* GIVEN DATA *
-*-

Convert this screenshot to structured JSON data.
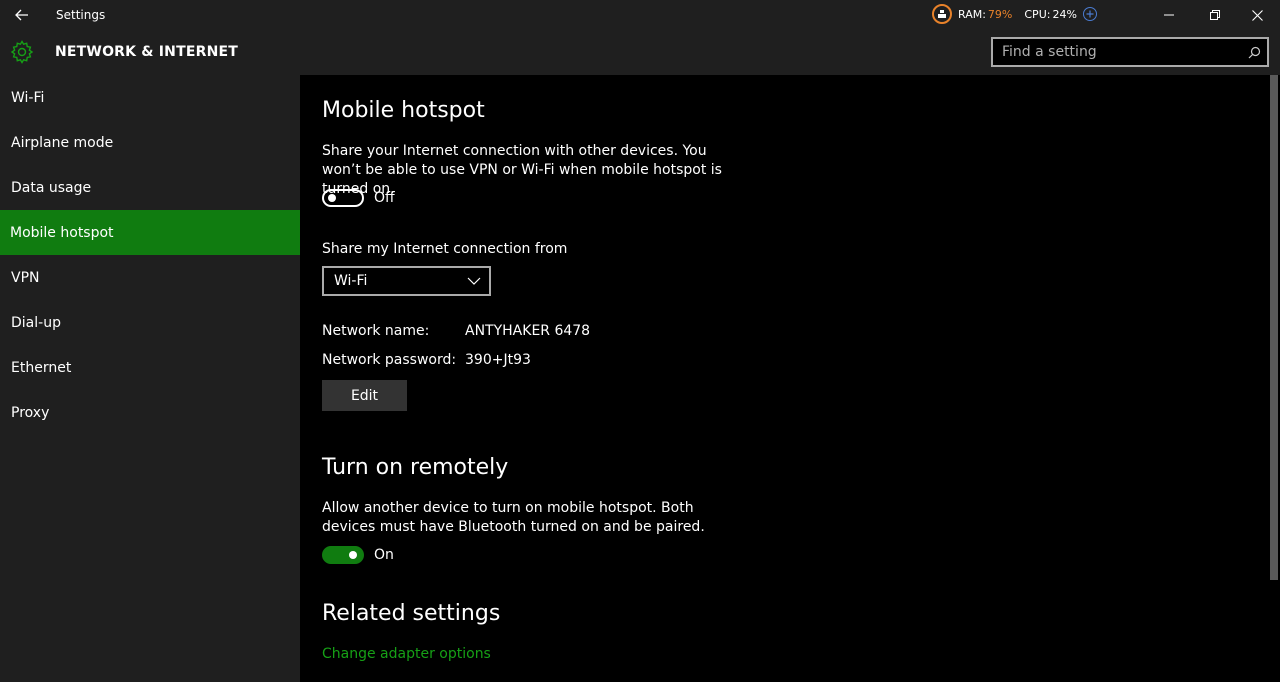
{
  "titlebar": {
    "title": "Settings",
    "sysmon": {
      "ram_label": "RAM:",
      "ram_value": "79%",
      "cpu_label": "CPU:",
      "cpu_value": "24%"
    }
  },
  "header": {
    "section_title": "NETWORK & INTERNET",
    "search_placeholder": "Find a setting"
  },
  "sidebar": {
    "items": [
      {
        "label": "Wi-Fi"
      },
      {
        "label": "Airplane mode"
      },
      {
        "label": "Data usage"
      },
      {
        "label": "Mobile hotspot",
        "active": true
      },
      {
        "label": "VPN"
      },
      {
        "label": "Dial-up"
      },
      {
        "label": "Ethernet"
      },
      {
        "label": "Proxy"
      }
    ]
  },
  "main": {
    "hotspot": {
      "title": "Mobile hotspot",
      "description": "Share your Internet connection with other devices. You won’t be able to use VPN or Wi-Fi when mobile hotspot is turned on.",
      "toggle_state": "Off"
    },
    "share_from": {
      "label": "Share my Internet connection from",
      "selected": "Wi-Fi"
    },
    "network": {
      "name_label": "Network name:",
      "name_value": "ANTYHAKER 6478",
      "password_label": "Network password:",
      "password_value": "390+Jt93",
      "edit_label": "Edit"
    },
    "remote": {
      "title": "Turn on remotely",
      "description": "Allow another device to turn on mobile hotspot. Both devices must have Bluetooth turned on and be paired.",
      "toggle_state": "On"
    },
    "related": {
      "title": "Related settings",
      "link": "Change adapter options"
    }
  },
  "colors": {
    "accent": "#107c10",
    "link": "#16a016",
    "ram_warning": "#e8822a",
    "chrome_bg": "#1f1f1f",
    "content_bg": "#000000"
  }
}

-*-

* AIM OF THE TASK *
Read the entries and select each line where the word "hotspot" is found.

* REPLY TO THE EXERCISE *
        "label": "Mobile hotspot",
    "hotspot": {
      "title": "Mobile hotspot",
      "description": "Share your Internet connection with other devices. You won’t be able to use VPN or Wi-Fi when mobile hotspot is turned on.",
      "description": "Allow another device to turn on mobile hotspot. Both devices must have Bluetooth turned on and be paired.",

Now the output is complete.